(Collected data)
* Start *
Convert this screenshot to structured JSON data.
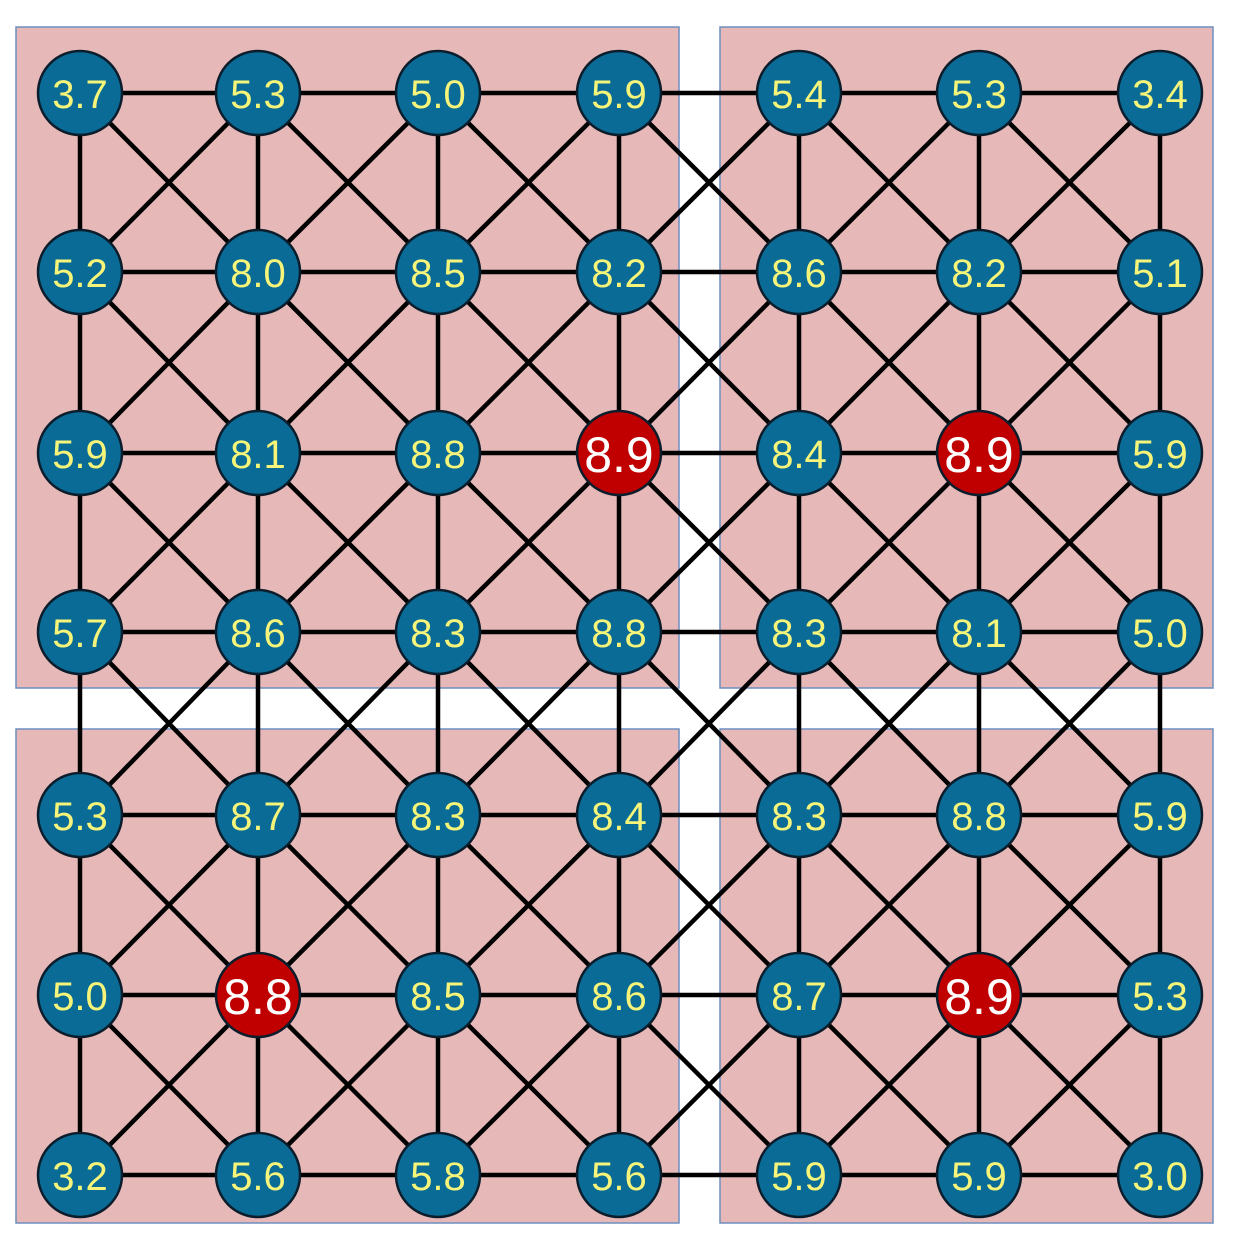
{
  "colors": {
    "background": "#ffffff",
    "region_fill": "#e6b8b8",
    "region_border": "#6d8fc0",
    "edge": "#000000",
    "node_fill": "#0a6b96",
    "node_label": "#f6f57a",
    "highlight_fill": "#c00000",
    "highlight_label": "#ffffff"
  },
  "regions": [
    {
      "name": "top-left-region",
      "rows": [
        0,
        3
      ],
      "cols": [
        0,
        3
      ]
    },
    {
      "name": "top-right-region",
      "rows": [
        0,
        3
      ],
      "cols": [
        4,
        6
      ]
    },
    {
      "name": "bottom-left-region",
      "rows": [
        4,
        6
      ],
      "cols": [
        0,
        3
      ]
    },
    {
      "name": "bottom-right-region",
      "rows": [
        4,
        6
      ],
      "cols": [
        4,
        6
      ]
    }
  ],
  "grid": {
    "rows": 7,
    "cols": 7,
    "values": [
      [
        "3.7",
        "5.3",
        "5.0",
        "5.9",
        "5.4",
        "5.3",
        "3.4"
      ],
      [
        "5.2",
        "8.0",
        "8.5",
        "8.2",
        "8.6",
        "8.2",
        "5.1"
      ],
      [
        "5.9",
        "8.1",
        "8.8",
        "8.9",
        "8.4",
        "8.9",
        "5.9"
      ],
      [
        "5.7",
        "8.6",
        "8.3",
        "8.8",
        "8.3",
        "8.1",
        "5.0"
      ],
      [
        "5.3",
        "8.7",
        "8.3",
        "8.4",
        "8.3",
        "8.8",
        "5.9"
      ],
      [
        "5.0",
        "8.8",
        "8.5",
        "8.6",
        "8.7",
        "8.9",
        "5.3"
      ],
      [
        "3.2",
        "5.6",
        "5.8",
        "5.6",
        "5.9",
        "5.9",
        "3.0"
      ]
    ],
    "highlighted": [
      [
        2,
        3
      ],
      [
        2,
        5
      ],
      [
        5,
        1
      ],
      [
        5,
        5
      ]
    ]
  },
  "connectivity": "king-move (horizontal, vertical and diagonal neighbours)"
}
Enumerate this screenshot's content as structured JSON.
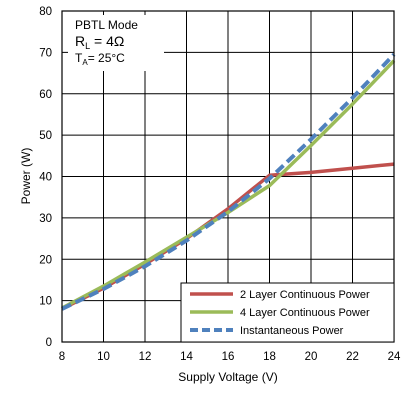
{
  "chart_data": {
    "type": "line",
    "xlabel": "Supply Voltage (V)",
    "ylabel": "Power (W)",
    "xlim": [
      8,
      24
    ],
    "ylim": [
      0,
      80
    ],
    "x_ticks": [
      8,
      10,
      12,
      14,
      16,
      18,
      20,
      22,
      24
    ],
    "y_ticks": [
      0,
      10,
      20,
      30,
      40,
      50,
      60,
      70,
      80
    ],
    "grid": true,
    "legend_position": "bottom-right",
    "annotation": {
      "line1": "PBTL  Mode",
      "line2_prefix": "R",
      "line2_sub": "L",
      "line2_suffix": " = 4Ω",
      "line3_prefix": "T",
      "line3_sub": "A",
      "line3_suffix": "= 25°C"
    },
    "series": [
      {
        "name": "2 Layer Continuous Power",
        "color": "#c0504d",
        "style": "solid",
        "x": [
          8,
          10,
          12,
          14,
          16,
          18,
          20,
          22,
          24
        ],
        "y": [
          8,
          13,
          18.8,
          25,
          32.2,
          40.3,
          41,
          42,
          43
        ]
      },
      {
        "name": "4 Layer Continuous Power",
        "color": "#9bbb59",
        "style": "solid",
        "x": [
          8,
          10,
          12,
          14,
          16,
          18,
          20,
          22,
          24
        ],
        "y": [
          8.2,
          13.5,
          19.3,
          25.3,
          31.3,
          37.8,
          47.5,
          57.5,
          68
        ]
      },
      {
        "name": "Instantaneous Power",
        "color": "#4f81bd",
        "style": "dashed",
        "x": [
          8,
          10,
          12,
          14,
          16,
          18,
          20,
          22,
          24
        ],
        "y": [
          8,
          12.8,
          18.3,
          24.5,
          31.5,
          39.5,
          49,
          59,
          69.5
        ]
      }
    ]
  }
}
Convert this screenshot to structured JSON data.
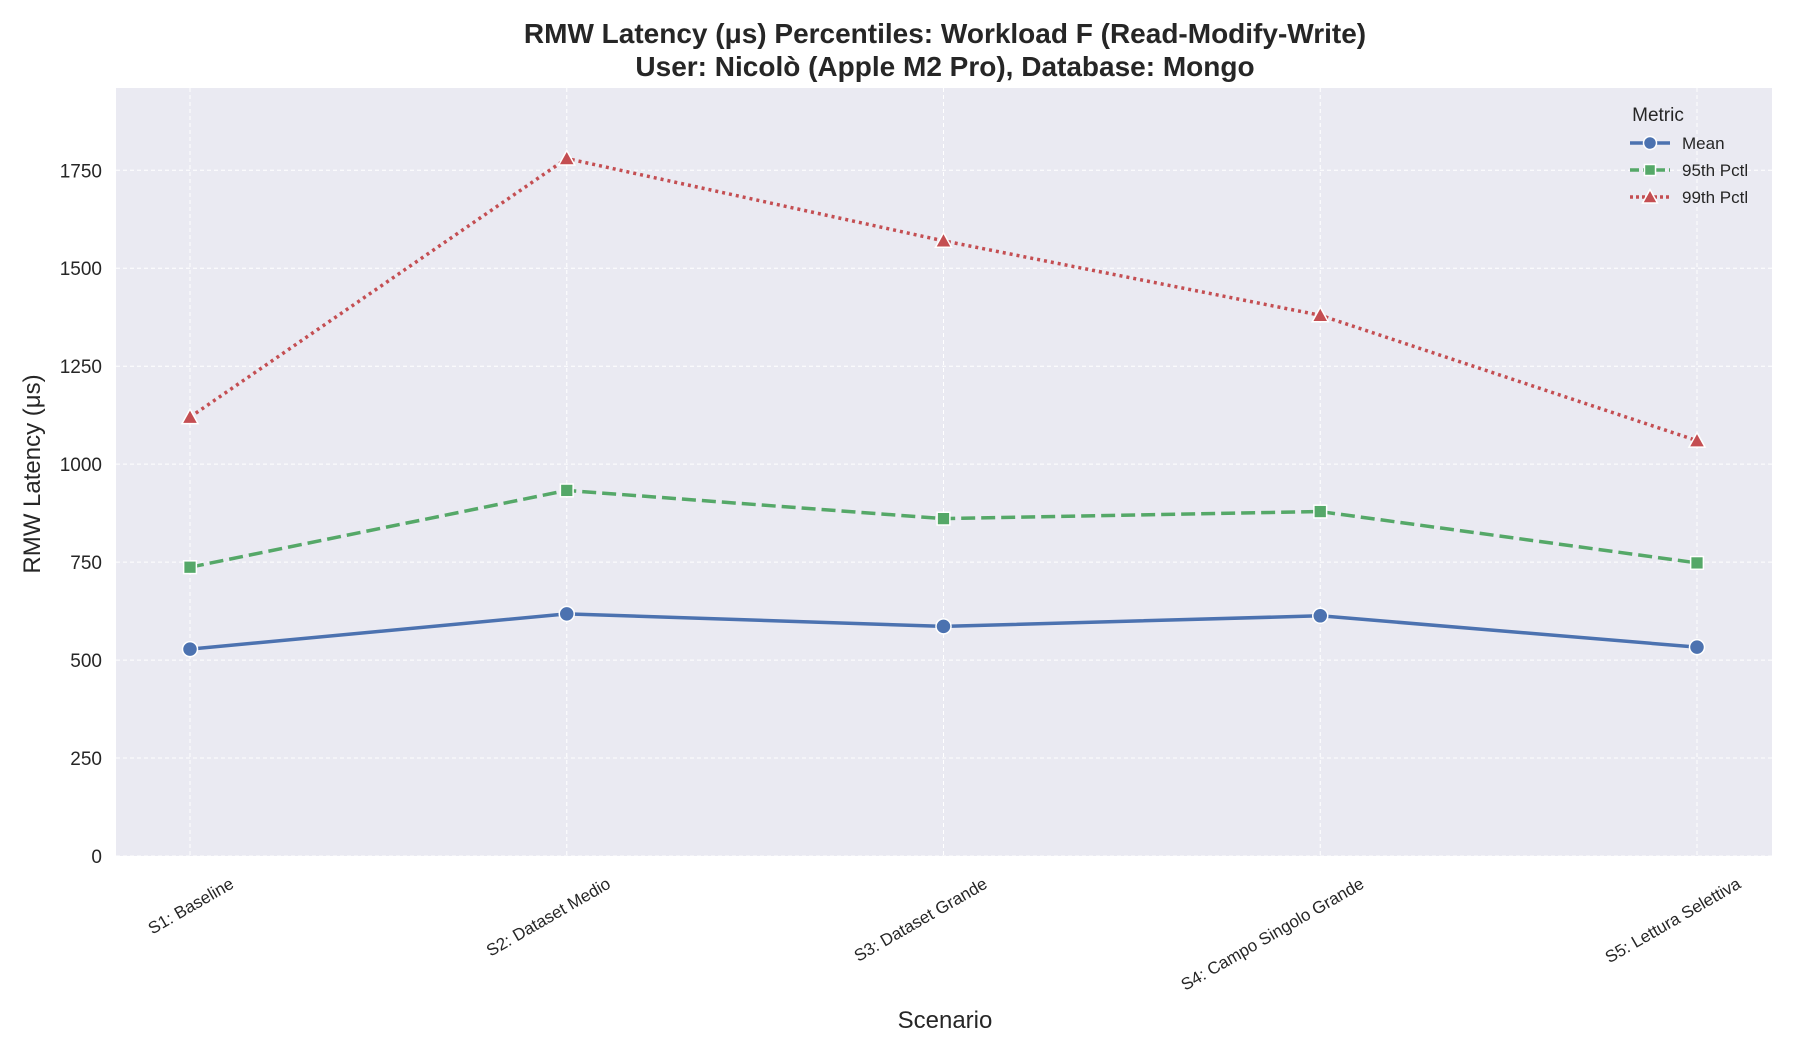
{
  "chart_data": {
    "type": "line",
    "title_line1": "RMW Latency (μs) Percentiles: Workload F (Read-Modify-Write)",
    "title_line2": "User: Nicolò (Apple M2 Pro), Database: Mongo",
    "xlabel": "Scenario",
    "ylabel": "RMW Latency (μs)",
    "ylim": [
      0,
      1960
    ],
    "yticks": [
      "0",
      "250",
      "500",
      "750",
      "1000",
      "1250",
      "1500",
      "1750"
    ],
    "categories": [
      "S1: Baseline",
      "S2: Dataset Medio",
      "S3: Dataset Grande",
      "S4: Campo Singolo Grande",
      "S5: Lettura Selettiva"
    ],
    "grid": true,
    "legend": {
      "title": "Metric",
      "placement": "top-right"
    },
    "series": [
      {
        "name": "Mean",
        "values": [
          528,
          618,
          586,
          613,
          533
        ],
        "color": "#4c72b0",
        "marker": "circle",
        "dash": "solid"
      },
      {
        "name": "95th Pctl",
        "values": [
          737,
          933,
          861,
          879,
          748
        ],
        "color": "#55a868",
        "marker": "square",
        "dash": "dashed"
      },
      {
        "name": "99th Pctl",
        "values": [
          1120,
          1780,
          1570,
          1380,
          1060
        ],
        "color": "#c44e52",
        "marker": "triangle",
        "dash": "dotted"
      }
    ]
  }
}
* End *
> _SET PROBLEM_:
Each record above should be copied character for character, with pictures dropped.

> _REPLY TO THE EXERCISE_:
Convert this screenshot to structured JSON data.
{
  "colors": {
    "background": "#ffffff",
    "region_fill": "#e6b8b8",
    "region_border": "#6d8fc0",
    "edge": "#000000",
    "node_fill": "#0a6b96",
    "node_label": "#f6f57a",
    "highlight_fill": "#c00000",
    "highlight_label": "#ffffff"
  },
  "regions": [
    {
      "name": "top-left-region",
      "rows": [
        0,
        3
      ],
      "cols": [
        0,
        3
      ]
    },
    {
      "name": "top-right-region",
      "rows": [
        0,
        3
      ],
      "cols": [
        4,
        6
      ]
    },
    {
      "name": "bottom-left-region",
      "rows": [
        4,
        6
      ],
      "cols": [
        0,
        3
      ]
    },
    {
      "name": "bottom-right-region",
      "rows": [
        4,
        6
      ],
      "cols": [
        4,
        6
      ]
    }
  ],
  "grid": {
    "rows": 7,
    "cols": 7,
    "values": [
      [
        "3.7",
        "5.3",
        "5.0",
        "5.9",
        "5.4",
        "5.3",
        "3.4"
      ],
      [
        "5.2",
        "8.0",
        "8.5",
        "8.2",
        "8.6",
        "8.2",
        "5.1"
      ],
      [
        "5.9",
        "8.1",
        "8.8",
        "8.9",
        "8.4",
        "8.9",
        "5.9"
      ],
      [
        "5.7",
        "8.6",
        "8.3",
        "8.8",
        "8.3",
        "8.1",
        "5.0"
      ],
      [
        "5.3",
        "8.7",
        "8.3",
        "8.4",
        "8.3",
        "8.8",
        "5.9"
      ],
      [
        "5.0",
        "8.8",
        "8.5",
        "8.6",
        "8.7",
        "8.9",
        "5.3"
      ],
      [
        "3.2",
        "5.6",
        "5.8",
        "5.6",
        "5.9",
        "5.9",
        "3.0"
      ]
    ],
    "highlighted": [
      [
        2,
        3
      ],
      [
        2,
        5
      ],
      [
        5,
        1
      ],
      [
        5,
        5
      ]
    ]
  },
  "connectivity": "king-move (horizontal, vertical and diagonal neighbours)"
}
Enumerate this screenshot's content as structured JSON.
{
  "chart_data": {
    "type": "line",
    "xlabel": "Supply Voltage (V)",
    "ylabel": "Power (W)",
    "xlim": [
      8,
      24
    ],
    "ylim": [
      0,
      80
    ],
    "x_ticks": [
      8,
      10,
      12,
      14,
      16,
      18,
      20,
      22,
      24
    ],
    "y_ticks": [
      0,
      10,
      20,
      30,
      40,
      50,
      60,
      70,
      80
    ],
    "grid": true,
    "legend_position": "bottom-right",
    "annotation": {
      "line1": "PBTL  Mode",
      "line2_prefix": "R",
      "line2_sub": "L",
      "line2_suffix": " = 4Ω",
      "line3_prefix": "T",
      "line3_sub": "A",
      "line3_suffix": "= 25°C"
    },
    "series": [
      {
        "name": "2 Layer Continuous Power",
        "color": "#c0504d",
        "style": "solid",
        "x": [
          8,
          10,
          12,
          14,
          16,
          18,
          20,
          22,
          24
        ],
        "y": [
          8,
          13,
          18.8,
          25,
          32.2,
          40.3,
          41,
          42,
          43
        ]
      },
      {
        "name": "4 Layer Continuous Power",
        "color": "#9bbb59",
        "style": "solid",
        "x": [
          8,
          10,
          12,
          14,
          16,
          18,
          20,
          22,
          24
        ],
        "y": [
          8.2,
          13.5,
          19.3,
          25.3,
          31.3,
          37.8,
          47.5,
          57.5,
          68
        ]
      },
      {
        "name": "Instantaneous Power",
        "color": "#4f81bd",
        "style": "dashed",
        "x": [
          8,
          10,
          12,
          14,
          16,
          18,
          20,
          22,
          24
        ],
        "y": [
          8,
          12.8,
          18.3,
          24.5,
          31.5,
          39.5,
          49,
          59,
          69.5
        ]
      }
    ]
  }
}
Convert this screenshot to structured JSON data.
{
  "chart_data": {
    "type": "line",
    "title_line1": "RMW Latency (μs) Percentiles: Workload F (Read-Modify-Write)",
    "title_line2": "User: Nicolò (Apple M2 Pro), Database: Mongo",
    "xlabel": "Scenario",
    "ylabel": "RMW Latency (μs)",
    "ylim": [
      0,
      1960
    ],
    "yticks": [
      "0",
      "250",
      "500",
      "750",
      "1000",
      "1250",
      "1500",
      "1750"
    ],
    "categories": [
      "S1: Baseline",
      "S2: Dataset Medio",
      "S3: Dataset Grande",
      "S4: Campo Singolo Grande",
      "S5: Lettura Selettiva"
    ],
    "grid": true,
    "legend": {
      "title": "Metric",
      "placement": "top-right"
    },
    "series": [
      {
        "name": "Mean",
        "values": [
          528,
          618,
          586,
          613,
          533
        ],
        "color": "#4c72b0",
        "marker": "circle",
        "dash": "solid"
      },
      {
        "name": "95th Pctl",
        "values": [
          737,
          933,
          861,
          879,
          748
        ],
        "color": "#55a868",
        "marker": "square",
        "dash": "dashed"
      },
      {
        "name": "99th Pctl",
        "values": [
          1120,
          1780,
          1570,
          1380,
          1060
        ],
        "color": "#c44e52",
        "marker": "triangle",
        "dash": "dotted"
      }
    ]
  }
}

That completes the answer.